§ **Task instructions**: For each line in the data below that holds "Commande", return a copy.

§ **Material for the task**:
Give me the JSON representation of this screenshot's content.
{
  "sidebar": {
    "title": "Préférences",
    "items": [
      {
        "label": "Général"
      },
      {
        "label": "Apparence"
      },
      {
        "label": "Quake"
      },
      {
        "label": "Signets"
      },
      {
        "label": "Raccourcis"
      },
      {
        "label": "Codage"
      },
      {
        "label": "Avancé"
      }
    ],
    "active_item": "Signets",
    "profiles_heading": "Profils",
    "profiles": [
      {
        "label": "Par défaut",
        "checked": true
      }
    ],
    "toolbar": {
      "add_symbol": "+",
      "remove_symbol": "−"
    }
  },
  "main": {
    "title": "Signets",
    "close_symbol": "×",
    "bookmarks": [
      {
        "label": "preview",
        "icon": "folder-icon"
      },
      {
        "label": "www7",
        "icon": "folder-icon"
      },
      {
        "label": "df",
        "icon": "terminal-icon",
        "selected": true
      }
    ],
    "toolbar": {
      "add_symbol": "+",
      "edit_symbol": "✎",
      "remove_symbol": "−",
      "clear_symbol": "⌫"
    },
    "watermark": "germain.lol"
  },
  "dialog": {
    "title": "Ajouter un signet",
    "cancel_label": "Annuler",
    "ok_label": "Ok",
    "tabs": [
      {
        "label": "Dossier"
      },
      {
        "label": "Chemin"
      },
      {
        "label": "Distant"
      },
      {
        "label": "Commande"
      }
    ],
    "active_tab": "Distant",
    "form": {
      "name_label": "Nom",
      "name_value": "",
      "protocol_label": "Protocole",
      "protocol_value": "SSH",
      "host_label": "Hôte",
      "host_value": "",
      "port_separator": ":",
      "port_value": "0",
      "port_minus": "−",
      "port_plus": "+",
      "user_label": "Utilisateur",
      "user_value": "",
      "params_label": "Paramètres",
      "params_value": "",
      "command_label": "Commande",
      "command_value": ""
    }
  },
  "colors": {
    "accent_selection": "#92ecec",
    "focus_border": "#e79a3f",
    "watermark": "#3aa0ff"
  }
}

§ **Result of this exercise**:
        "label": "Commande"
      "command_label": "Commande",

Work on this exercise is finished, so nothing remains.